▶ _Instructions for the task_:
Transcribe every record that appears below, exactly and in full.

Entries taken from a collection

>>>

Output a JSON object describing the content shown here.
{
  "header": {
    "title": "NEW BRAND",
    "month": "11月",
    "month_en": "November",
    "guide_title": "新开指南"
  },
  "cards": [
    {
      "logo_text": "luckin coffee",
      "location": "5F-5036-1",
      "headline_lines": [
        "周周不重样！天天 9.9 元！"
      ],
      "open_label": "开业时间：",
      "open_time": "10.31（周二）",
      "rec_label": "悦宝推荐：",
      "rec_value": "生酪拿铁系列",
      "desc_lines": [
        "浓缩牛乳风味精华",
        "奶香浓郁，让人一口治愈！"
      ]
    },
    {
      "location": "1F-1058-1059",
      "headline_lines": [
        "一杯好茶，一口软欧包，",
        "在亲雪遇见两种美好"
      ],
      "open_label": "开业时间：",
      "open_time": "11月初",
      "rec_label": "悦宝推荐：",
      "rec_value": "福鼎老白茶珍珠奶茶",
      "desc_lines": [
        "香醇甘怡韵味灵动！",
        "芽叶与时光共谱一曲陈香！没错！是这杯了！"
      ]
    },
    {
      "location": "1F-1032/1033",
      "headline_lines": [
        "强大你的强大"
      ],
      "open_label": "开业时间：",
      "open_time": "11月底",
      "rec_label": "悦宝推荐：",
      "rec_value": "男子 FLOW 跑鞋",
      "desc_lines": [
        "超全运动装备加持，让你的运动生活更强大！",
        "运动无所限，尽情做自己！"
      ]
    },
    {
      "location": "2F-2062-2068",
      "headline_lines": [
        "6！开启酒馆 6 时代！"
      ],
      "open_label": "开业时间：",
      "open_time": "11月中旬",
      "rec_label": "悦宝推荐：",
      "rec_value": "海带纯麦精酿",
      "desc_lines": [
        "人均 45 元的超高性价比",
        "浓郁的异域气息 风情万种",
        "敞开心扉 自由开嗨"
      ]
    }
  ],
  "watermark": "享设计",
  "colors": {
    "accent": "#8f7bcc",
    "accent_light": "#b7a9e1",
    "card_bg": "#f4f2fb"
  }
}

<<<

▶ _Response below_:
Output a JSON object describing the content shown here.
{
  "header": {
    "title": "NEW BRAND",
    "month": "11月",
    "month_en": "November",
    "guide_title": "新开指南"
  },
  "cards": [
    {
      "logo_text": "luckin coffee",
      "location": "5F-5036-1",
      "headline_lines": [
        "周周不重样！天天 9.9 元！"
      ],
      "open_label": "开业时间：",
      "open_time": "10.31（周二）",
      "rec_label": "悦宝推荐：",
      "rec_value": "生酪拿铁系列",
      "desc_lines": [
        "浓缩牛乳风味精华",
        "奶香浓郁，让人一口治愈！"
      ]
    },
    {
      "location": "1F-1058-1059",
      "headline_lines": [
        "一杯好茶，一口软欧包，",
        "在亲雪遇见两种美好"
      ],
      "open_label": "开业时间：",
      "open_time": "11月初",
      "rec_label": "悦宝推荐：",
      "rec_value": "福鼎老白茶珍珠奶茶",
      "desc_lines": [
        "香醇甘怡韵味灵动！",
        "芽叶与时光共谱一曲陈香！没错！是这杯了！"
      ]
    },
    {
      "location": "1F-1032/1033",
      "headline_lines": [
        "强大你的强大"
      ],
      "open_label": "开业时间：",
      "open_time": "11月底",
      "rec_label": "悦宝推荐：",
      "rec_value": "男子 FLOW 跑鞋",
      "desc_lines": [
        "超全运动装备加持，让你的运动生活更强大！",
        "运动无所限，尽情做自己！"
      ]
    },
    {
      "location": "2F-2062-2068",
      "headline_lines": [
        "6！开启酒馆 6 时代！"
      ],
      "open_label": "开业时间：",
      "open_time": "11月中旬",
      "rec_label": "悦宝推荐：",
      "rec_value": "海带纯麦精酿",
      "desc_lines": [
        "人均 45 元的超高性价比",
        "浓郁的异域气息 风情万种",
        "敞开心扉 自由开嗨"
      ]
    }
  ],
  "watermark": "享设计",
  "colors": {
    "accent": "#8f7bcc",
    "accent_light": "#b7a9e1",
    "card_bg": "#f4f2fb"
  }
}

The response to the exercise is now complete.